→ **Task statement**
Write out every entry precisely as given, leaving the pictures out.

* begin *

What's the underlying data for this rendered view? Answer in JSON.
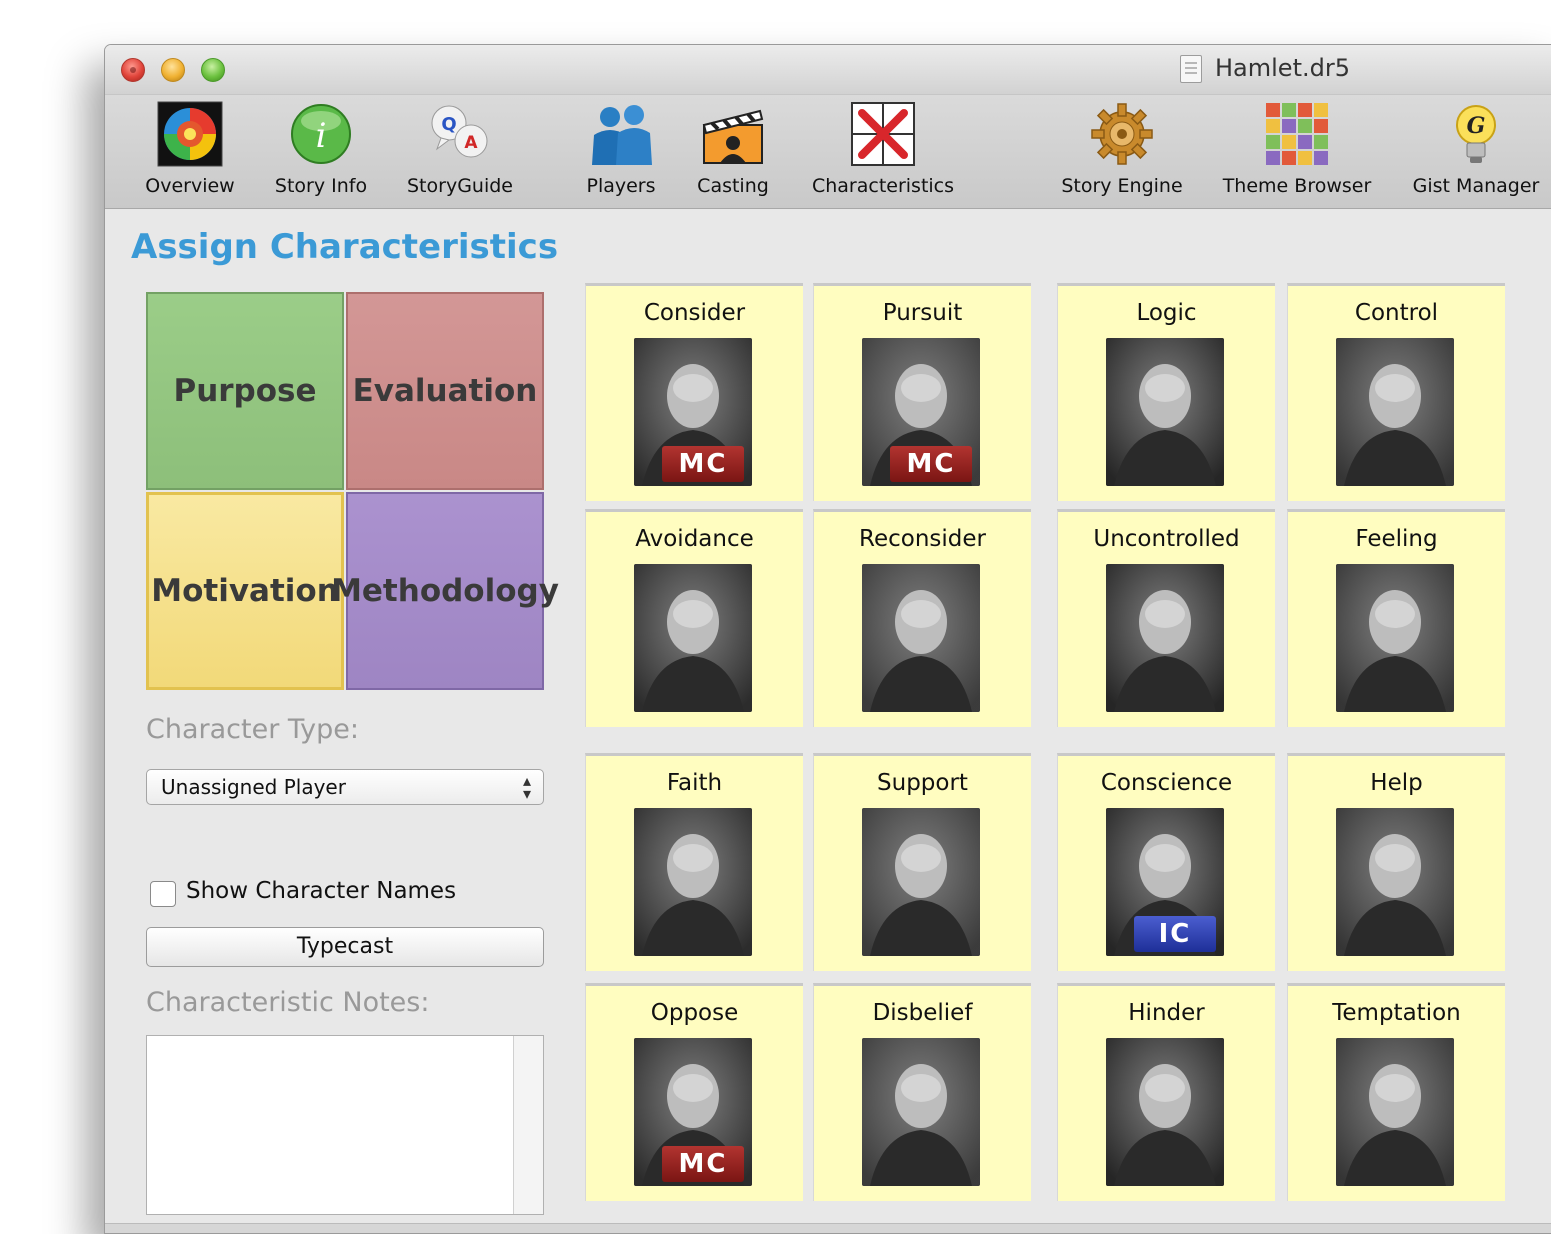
{
  "window": {
    "title": "Hamlet.dr5"
  },
  "toolbar": {
    "items": [
      {
        "label": "Overview",
        "icon": "overview-icon"
      },
      {
        "label": "Story Info",
        "icon": "info-icon"
      },
      {
        "label": "StoryGuide",
        "icon": "qa-icon"
      },
      {
        "label": "Players",
        "icon": "players-icon"
      },
      {
        "label": "Casting",
        "icon": "clapperboard-icon"
      },
      {
        "label": "Characteristics",
        "icon": "characteristics-icon"
      },
      {
        "label": "Story Engine",
        "icon": "gear-icon"
      },
      {
        "label": "Theme Browser",
        "icon": "grid-icon"
      },
      {
        "label": "Gist Manager",
        "icon": "lightbulb-icon"
      }
    ]
  },
  "panel": {
    "title": "Assign Characteristics",
    "quadrants": {
      "purpose": "Purpose",
      "evaluation": "Evaluation",
      "motivation": "Motivation",
      "methodology": "Methodology"
    },
    "character_type_label": "Character Type:",
    "character_type_value": "Unassigned Player",
    "show_names_label": "Show Character Names",
    "show_names_checked": false,
    "typecast_label": "Typecast",
    "notes_label": "Characteristic Notes:",
    "notes_value": ""
  },
  "grid": {
    "cards": [
      {
        "name": "Consider",
        "badge": "MC"
      },
      {
        "name": "Pursuit",
        "badge": "MC"
      },
      {
        "name": "Logic",
        "badge": ""
      },
      {
        "name": "Control",
        "badge": ""
      },
      {
        "name": "Avoidance",
        "badge": ""
      },
      {
        "name": "Reconsider",
        "badge": ""
      },
      {
        "name": "Uncontrolled",
        "badge": ""
      },
      {
        "name": "Feeling",
        "badge": ""
      },
      {
        "name": "Faith",
        "badge": ""
      },
      {
        "name": "Support",
        "badge": ""
      },
      {
        "name": "Conscience",
        "badge": "IC"
      },
      {
        "name": "Help",
        "badge": ""
      },
      {
        "name": "Oppose",
        "badge": "MC"
      },
      {
        "name": "Disbelief",
        "badge": ""
      },
      {
        "name": "Hinder",
        "badge": ""
      },
      {
        "name": "Temptation",
        "badge": ""
      }
    ]
  }
}
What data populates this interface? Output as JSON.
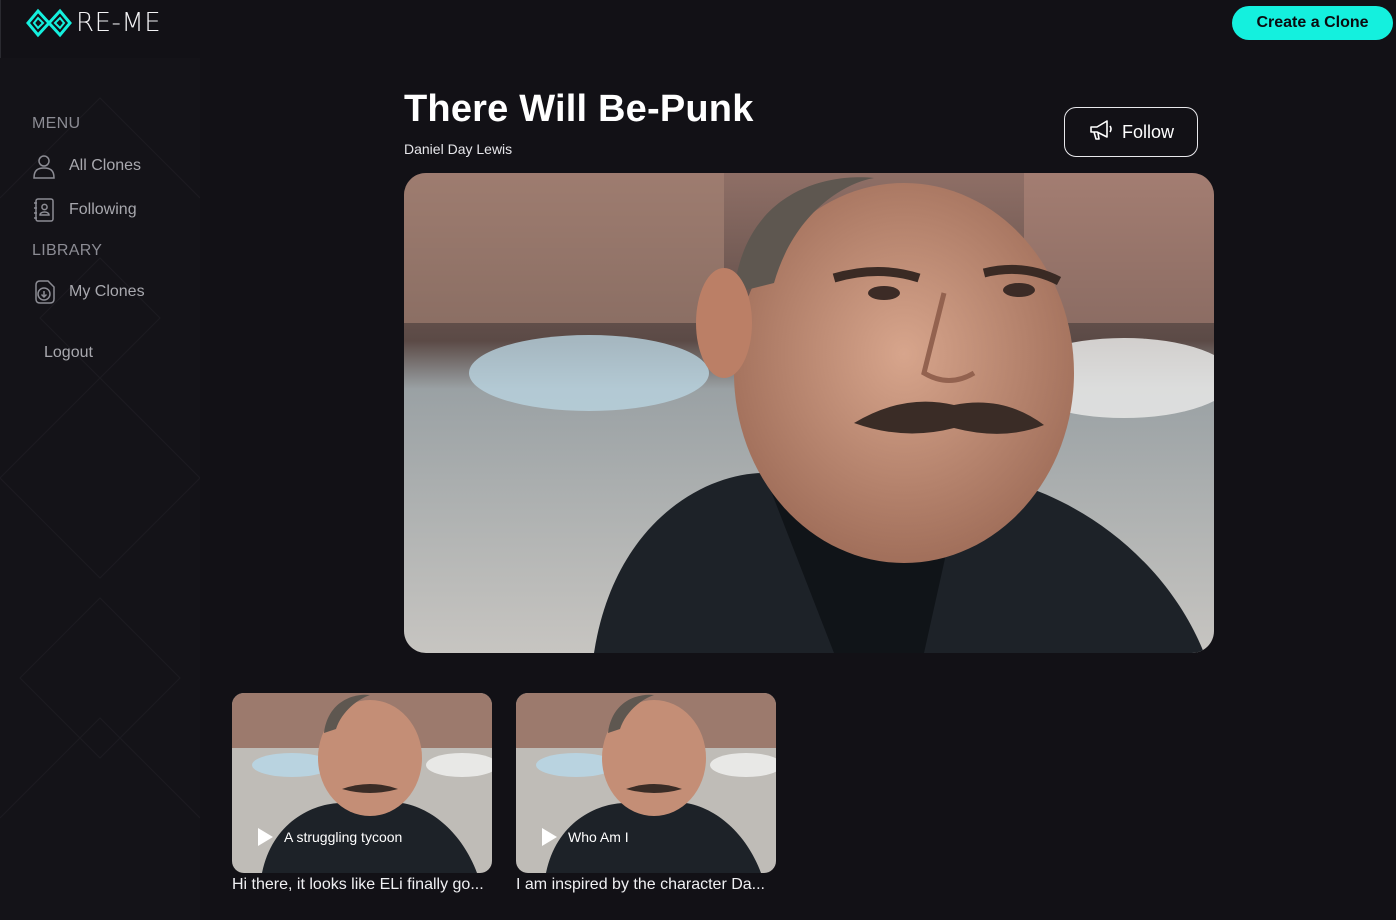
{
  "brand": {
    "name": "RE-ME",
    "accent": "#14f0de"
  },
  "header": {
    "create_label": "Create a Clone"
  },
  "sidebar": {
    "menu_label": "MENU",
    "items": [
      {
        "label": "All Clones",
        "icon": "user-icon"
      },
      {
        "label": "Following",
        "icon": "contacts-book-icon"
      }
    ],
    "library_label": "LIBRARY",
    "library_items": [
      {
        "label": "My Clones",
        "icon": "download-file-icon"
      }
    ],
    "logout_label": "Logout"
  },
  "main": {
    "title": "There Will Be-Punk",
    "subtitle": "Daniel Day Lewis",
    "follow_label": "Follow",
    "cards": [
      {
        "play_label": "A struggling tycoon",
        "caption": "Hi there, it looks like ELi finally go..."
      },
      {
        "play_label": "Who Am I",
        "caption": "I am inspired by the character Da..."
      }
    ]
  }
}
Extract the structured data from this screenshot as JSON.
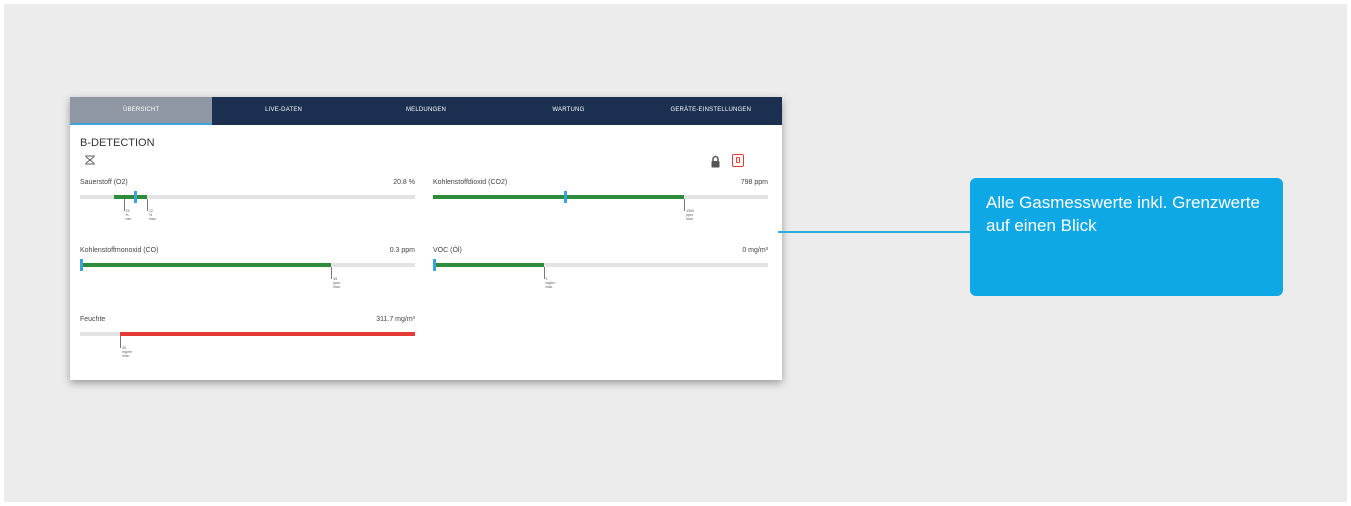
{
  "tabs": [
    {
      "label": "ÜBERSICHT",
      "active": true
    },
    {
      "label": "LIVE-DATEN",
      "active": false
    },
    {
      "label": "MELDUNGEN",
      "active": false
    },
    {
      "label": "WARTUNG",
      "active": false
    },
    {
      "label": "GERÄTE-EINSTELLUNGEN",
      "active": false
    }
  ],
  "device": {
    "title": "B-DETECTION"
  },
  "icons": {
    "sensor": "sensor-icon",
    "lock": "lock-icon",
    "alarm": "alarm-icon"
  },
  "colors": {
    "nav": "#1b3050",
    "ok": "#2e8b3a",
    "alarm": "#e53935",
    "marker": "#3aa3dd",
    "callout": "#0fa8e6"
  },
  "gauges": [
    {
      "label": "Sauerstoff (O2)",
      "value": "20.8 %",
      "level_pct": 16,
      "bar_from_pct": 10,
      "bar_to_pct": 20,
      "status": "ok",
      "thresholds": [
        {
          "pos_pct": 13,
          "lines": [
            "23",
            "%",
            "min."
          ]
        },
        {
          "pos_pct": 20,
          "lines": [
            "22",
            "%",
            "max."
          ]
        }
      ]
    },
    {
      "label": "Kohlenstoffdioxid (CO2)",
      "value": "798 ppm",
      "level_pct": 39,
      "bar_from_pct": 0,
      "bar_to_pct": 75,
      "status": "ok",
      "thresholds": [
        {
          "pos_pct": 75,
          "lines": [
            "1500",
            "ppm",
            "max."
          ]
        }
      ]
    },
    {
      "label": "Kohlenstoffmonoxid (CO)",
      "value": "0.3 ppm",
      "level_pct": 0,
      "bar_from_pct": 0,
      "bar_to_pct": 75,
      "status": "ok",
      "thresholds": [
        {
          "pos_pct": 75,
          "lines": [
            "35",
            "ppm",
            "max."
          ]
        }
      ]
    },
    {
      "label": "VOC (Öl)",
      "value": "0 mg/m³",
      "level_pct": 0,
      "bar_from_pct": 0,
      "bar_to_pct": 33,
      "status": "ok",
      "thresholds": [
        {
          "pos_pct": 33,
          "lines": [
            "1",
            "mg/m³",
            "max."
          ]
        }
      ]
    },
    {
      "label": "Feuchte",
      "value": "311.7 mg/m³",
      "level_pct": 100,
      "bar_from_pct": 12,
      "bar_to_pct": 100,
      "status": "alarm",
      "thresholds": [
        {
          "pos_pct": 12,
          "lines": [
            "25",
            "mg/m³",
            "max."
          ]
        }
      ]
    }
  ],
  "callout": {
    "text": "Alle Gasmesswerte inkl. Grenzwerte auf einen Blick"
  }
}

* end *

→ **Reply to the task**
What's the underlying data for this rendered view? Answer in JSON.
{
  "window": {
    "title": "Hamlet.dr5"
  },
  "toolbar": {
    "items": [
      {
        "label": "Overview",
        "icon": "overview-icon"
      },
      {
        "label": "Story Info",
        "icon": "info-icon"
      },
      {
        "label": "StoryGuide",
        "icon": "qa-icon"
      },
      {
        "label": "Players",
        "icon": "players-icon"
      },
      {
        "label": "Casting",
        "icon": "clapperboard-icon"
      },
      {
        "label": "Characteristics",
        "icon": "characteristics-icon"
      },
      {
        "label": "Story Engine",
        "icon": "gear-icon"
      },
      {
        "label": "Theme Browser",
        "icon": "grid-icon"
      },
      {
        "label": "Gist Manager",
        "icon": "lightbulb-icon"
      }
    ]
  },
  "panel": {
    "title": "Assign Characteristics",
    "quadrants": {
      "purpose": "Purpose",
      "evaluation": "Evaluation",
      "motivation": "Motivation",
      "methodology": "Methodology"
    },
    "character_type_label": "Character Type:",
    "character_type_value": "Unassigned Player",
    "show_names_label": "Show Character Names",
    "show_names_checked": false,
    "typecast_label": "Typecast",
    "notes_label": "Characteristic Notes:",
    "notes_value": ""
  },
  "grid": {
    "cards": [
      {
        "name": "Consider",
        "badge": "MC"
      },
      {
        "name": "Pursuit",
        "badge": "MC"
      },
      {
        "name": "Logic",
        "badge": ""
      },
      {
        "name": "Control",
        "badge": ""
      },
      {
        "name": "Avoidance",
        "badge": ""
      },
      {
        "name": "Reconsider",
        "badge": ""
      },
      {
        "name": "Uncontrolled",
        "badge": ""
      },
      {
        "name": "Feeling",
        "badge": ""
      },
      {
        "name": "Faith",
        "badge": ""
      },
      {
        "name": "Support",
        "badge": ""
      },
      {
        "name": "Conscience",
        "badge": "IC"
      },
      {
        "name": "Help",
        "badge": ""
      },
      {
        "name": "Oppose",
        "badge": "MC"
      },
      {
        "name": "Disbelief",
        "badge": ""
      },
      {
        "name": "Hinder",
        "badge": ""
      },
      {
        "name": "Temptation",
        "badge": ""
      }
    ]
  }
}
What data populates this interface? Output as JSON.
{
  "brand": {
    "name": "RE-ME",
    "accent": "#14f0de"
  },
  "header": {
    "create_label": "Create a Clone"
  },
  "sidebar": {
    "menu_label": "MENU",
    "items": [
      {
        "label": "All Clones",
        "icon": "user-icon"
      },
      {
        "label": "Following",
        "icon": "contacts-book-icon"
      }
    ],
    "library_label": "LIBRARY",
    "library_items": [
      {
        "label": "My Clones",
        "icon": "download-file-icon"
      }
    ],
    "logout_label": "Logout"
  },
  "main": {
    "title": "There Will Be-Punk",
    "subtitle": "Daniel Day Lewis",
    "follow_label": "Follow",
    "cards": [
      {
        "play_label": "A struggling tycoon",
        "caption": "Hi there, it looks like ELi finally go..."
      },
      {
        "play_label": "Who Am I",
        "caption": "I am inspired by the character Da..."
      }
    ]
  }
}
Extract the structured data from this screenshot as JSON.
{
  "tabs": [
    {
      "label": "ÜBERSICHT",
      "active": true
    },
    {
      "label": "LIVE-DATEN",
      "active": false
    },
    {
      "label": "MELDUNGEN",
      "active": false
    },
    {
      "label": "WARTUNG",
      "active": false
    },
    {
      "label": "GERÄTE-EINSTELLUNGEN",
      "active": false
    }
  ],
  "device": {
    "title": "B-DETECTION"
  },
  "icons": {
    "sensor": "sensor-icon",
    "lock": "lock-icon",
    "alarm": "alarm-icon"
  },
  "colors": {
    "nav": "#1b3050",
    "ok": "#2e8b3a",
    "alarm": "#e53935",
    "marker": "#3aa3dd",
    "callout": "#0fa8e6"
  },
  "gauges": [
    {
      "label": "Sauerstoff (O2)",
      "value": "20.8 %",
      "level_pct": 16,
      "bar_from_pct": 10,
      "bar_to_pct": 20,
      "status": "ok",
      "thresholds": [
        {
          "pos_pct": 13,
          "lines": [
            "23",
            "%",
            "min."
          ]
        },
        {
          "pos_pct": 20,
          "lines": [
            "22",
            "%",
            "max."
          ]
        }
      ]
    },
    {
      "label": "Kohlenstoffdioxid (CO2)",
      "value": "798 ppm",
      "level_pct": 39,
      "bar_from_pct": 0,
      "bar_to_pct": 75,
      "status": "ok",
      "thresholds": [
        {
          "pos_pct": 75,
          "lines": [
            "1500",
            "ppm",
            "max."
          ]
        }
      ]
    },
    {
      "label": "Kohlenstoffmonoxid (CO)",
      "value": "0.3 ppm",
      "level_pct": 0,
      "bar_from_pct": 0,
      "bar_to_pct": 75,
      "status": "ok",
      "thresholds": [
        {
          "pos_pct": 75,
          "lines": [
            "35",
            "ppm",
            "max."
          ]
        }
      ]
    },
    {
      "label": "VOC (Öl)",
      "value": "0 mg/m³",
      "level_pct": 0,
      "bar_from_pct": 0,
      "bar_to_pct": 33,
      "status": "ok",
      "thresholds": [
        {
          "pos_pct": 33,
          "lines": [
            "1",
            "mg/m³",
            "max."
          ]
        }
      ]
    },
    {
      "label": "Feuchte",
      "value": "311.7 mg/m³",
      "level_pct": 100,
      "bar_from_pct": 12,
      "bar_to_pct": 100,
      "status": "alarm",
      "thresholds": [
        {
          "pos_pct": 12,
          "lines": [
            "25",
            "mg/m³",
            "max."
          ]
        }
      ]
    }
  ],
  "callout": {
    "text": "Alle Gasmesswerte inkl. Grenzwerte auf einen Blick"
  }
}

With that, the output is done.